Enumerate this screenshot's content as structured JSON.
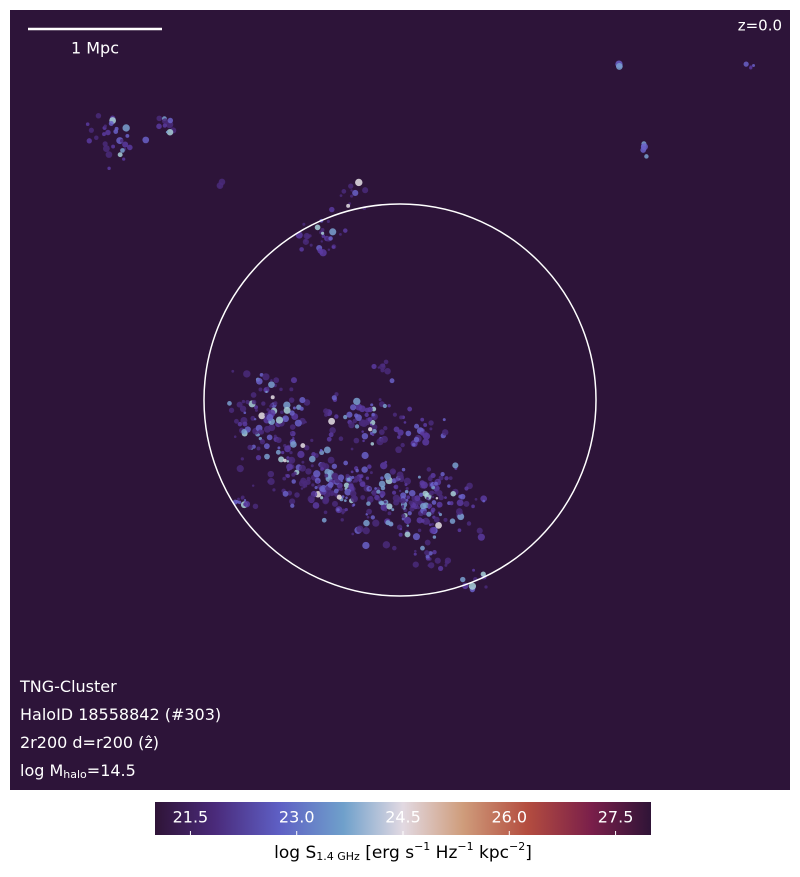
{
  "chart_data": {
    "type": "image",
    "scale_bar": "1 Mpc",
    "redshift": "z=0.0",
    "annotations": [
      {
        "text": "TNG-Cluster"
      },
      {
        "text": "HaloID 18558842 (#303)"
      },
      {
        "text": "2r200 d=r200 (ẑ)"
      },
      {
        "text": "log M",
        "sub": "halo",
        "after": "=14.5"
      }
    ],
    "colorbar": {
      "label": [
        {
          "text": "log S"
        },
        {
          "sub": "1.4 GHz"
        },
        {
          "text": " [erg s"
        },
        {
          "sup": "−1"
        },
        {
          "text": " Hz"
        },
        {
          "sup": "−1"
        },
        {
          "text": " kpc"
        },
        {
          "sup": "−2"
        },
        {
          "text": "]"
        }
      ],
      "lim": [
        21.0,
        28.0
      ],
      "ticks": [
        21.5,
        {
          "value": 23,
          "label": "23.0"
        },
        24.5,
        {
          "value": 26,
          "label": "26.0"
        },
        27.5
      ]
    }
  }
}
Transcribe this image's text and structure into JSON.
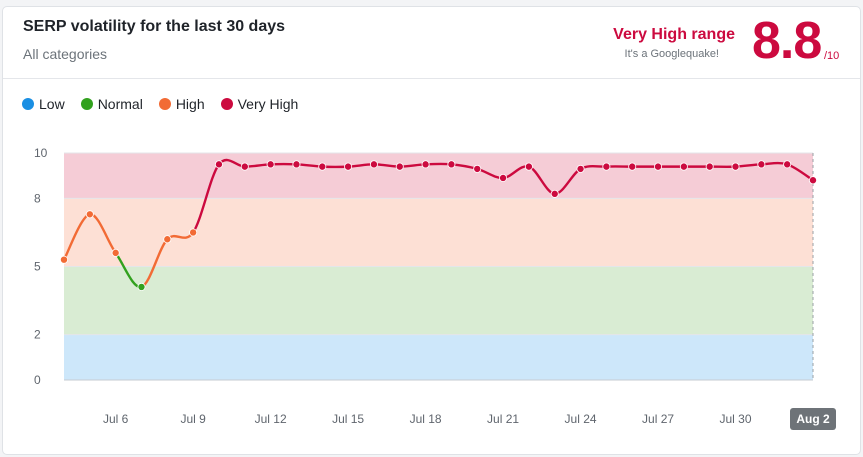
{
  "header": {
    "title": "SERP volatility for the last 30 days",
    "subtitle": "All categories",
    "range_label": "Very High range",
    "range_sub": "It's a Googlequake!",
    "score": "8.8",
    "score_max": "/10"
  },
  "legend": [
    {
      "label": "Low",
      "color": "#1a8fe3"
    },
    {
      "label": "Normal",
      "color": "#32a11e"
    },
    {
      "label": "High",
      "color": "#f26b35"
    },
    {
      "label": "Very High",
      "color": "#cc0a3f"
    }
  ],
  "chart_data": {
    "type": "line",
    "title": "SERP volatility for the last 30 days",
    "xlabel": "",
    "ylabel": "",
    "ylim": [
      0,
      10
    ],
    "y_ticks": [
      0,
      2,
      5,
      8,
      10
    ],
    "x_tick_labels": [
      "Jul 6",
      "Jul 9",
      "Jul 12",
      "Jul 15",
      "Jul 18",
      "Jul 21",
      "Jul 24",
      "Jul 27",
      "Jul 30",
      "Aug 2"
    ],
    "highlighted_x": "Aug 2",
    "bands": [
      {
        "name": "Low",
        "from": 0,
        "to": 2,
        "fill": "#cde7fa"
      },
      {
        "name": "Normal",
        "from": 2,
        "to": 5,
        "fill": "#d9ecd3"
      },
      {
        "name": "High",
        "from": 5,
        "to": 8,
        "fill": "#fde0d5"
      },
      {
        "name": "Very High",
        "from": 8,
        "to": 10,
        "fill": "#f5ccd6"
      }
    ],
    "x": [
      "Jul 4",
      "Jul 5",
      "Jul 6",
      "Jul 7",
      "Jul 8",
      "Jul 9",
      "Jul 10",
      "Jul 11",
      "Jul 12",
      "Jul 13",
      "Jul 14",
      "Jul 15",
      "Jul 16",
      "Jul 17",
      "Jul 18",
      "Jul 19",
      "Jul 20",
      "Jul 21",
      "Jul 22",
      "Jul 23",
      "Jul 24",
      "Jul 25",
      "Jul 26",
      "Jul 27",
      "Jul 28",
      "Jul 29",
      "Jul 30",
      "Jul 31",
      "Aug 1",
      "Aug 2"
    ],
    "values": [
      5.3,
      7.3,
      5.6,
      4.1,
      6.2,
      6.5,
      9.5,
      9.4,
      9.5,
      9.5,
      9.4,
      9.4,
      9.5,
      9.4,
      9.5,
      9.5,
      9.3,
      8.9,
      9.4,
      8.2,
      9.3,
      9.4,
      9.4,
      9.4,
      9.4,
      9.4,
      9.4,
      9.5,
      9.5,
      8.8
    ],
    "colors": {
      "low": "#1a8fe3",
      "normal": "#32a11e",
      "high": "#f26b35",
      "very_high": "#cc0a3f"
    }
  }
}
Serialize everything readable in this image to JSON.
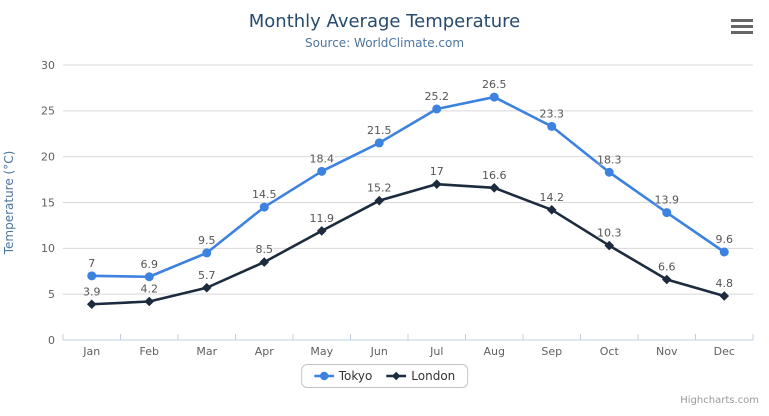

* _Task to carry out_: Find the lines holding "name" and list every one.

* _Solution to this problem_:
        "name": "Low",
        "name": "Normal",
        "name": "High",
        "name": "Very High",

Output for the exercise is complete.